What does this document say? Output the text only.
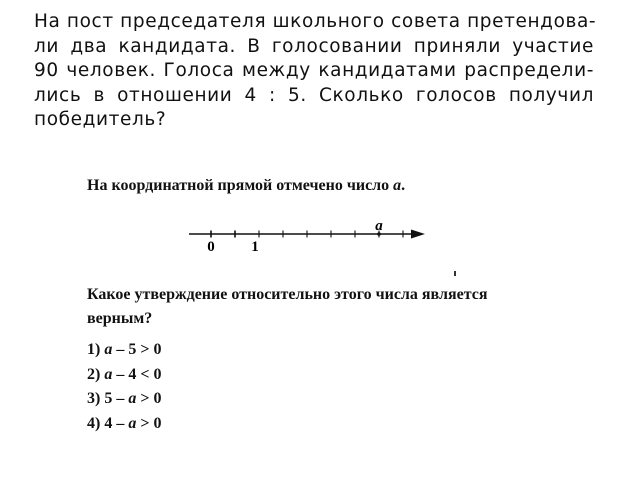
На пост председателя школьного совета претендова-
ли два кандидата. В голосовании приняли участие
90 человек. Голоса между кандидатами распредели-
лись в отношении 4 : 5. Сколько голосов получил
победитель?

На координатной прямой отмечено число a.

0 1
a

Какое утверждение относительно этого числа является
верным?

1) a – 5 > 0
2) a – 4 < 0
3) 5 – a > 0
4) 4 – a > 0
--
Transcribe the records word for word and include no pictures.

What does this document say? Output the text only.
На пост председателя школьного совета претендова-
ли два кандидата. В голосовании приняли участие
90 человек. Голоса между кандидатами распредели-
лись в отношении 4 : 5. Сколько голосов получил
победитель?

На координатной прямой отмечено число a.

0 1
a

Какое утверждение относительно этого числа является
верным?

1) a – 5 > 0
2) a – 4 < 0
3) 5 – a > 0
4) 4 – a > 0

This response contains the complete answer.